Records provided >>
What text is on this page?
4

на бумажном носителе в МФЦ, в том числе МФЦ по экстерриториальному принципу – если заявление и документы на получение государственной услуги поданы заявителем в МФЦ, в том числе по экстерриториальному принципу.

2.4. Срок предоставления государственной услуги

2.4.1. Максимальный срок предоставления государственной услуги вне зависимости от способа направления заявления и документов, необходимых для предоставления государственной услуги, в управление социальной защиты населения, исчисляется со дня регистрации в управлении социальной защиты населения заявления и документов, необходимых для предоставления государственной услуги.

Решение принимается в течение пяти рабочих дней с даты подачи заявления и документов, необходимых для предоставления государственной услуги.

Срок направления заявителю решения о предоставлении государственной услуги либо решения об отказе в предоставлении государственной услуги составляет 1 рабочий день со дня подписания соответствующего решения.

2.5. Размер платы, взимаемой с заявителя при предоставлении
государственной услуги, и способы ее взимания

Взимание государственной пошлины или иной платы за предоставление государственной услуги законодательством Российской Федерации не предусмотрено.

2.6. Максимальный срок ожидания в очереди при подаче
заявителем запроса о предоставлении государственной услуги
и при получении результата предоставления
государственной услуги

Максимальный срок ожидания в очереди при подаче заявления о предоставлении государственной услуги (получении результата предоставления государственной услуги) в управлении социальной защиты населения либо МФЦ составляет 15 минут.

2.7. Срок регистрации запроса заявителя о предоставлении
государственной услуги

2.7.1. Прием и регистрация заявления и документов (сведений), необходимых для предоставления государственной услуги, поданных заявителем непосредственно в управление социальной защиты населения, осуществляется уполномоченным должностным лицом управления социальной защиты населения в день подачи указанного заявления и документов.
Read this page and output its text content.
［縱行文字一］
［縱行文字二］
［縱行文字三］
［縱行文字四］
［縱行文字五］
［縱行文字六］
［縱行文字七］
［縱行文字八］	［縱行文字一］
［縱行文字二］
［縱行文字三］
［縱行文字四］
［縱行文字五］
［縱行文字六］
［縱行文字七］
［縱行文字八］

Written instruction >>
The required output is the number of lines containing the word "очереди", and nothing besides.

Exercise answer >>
2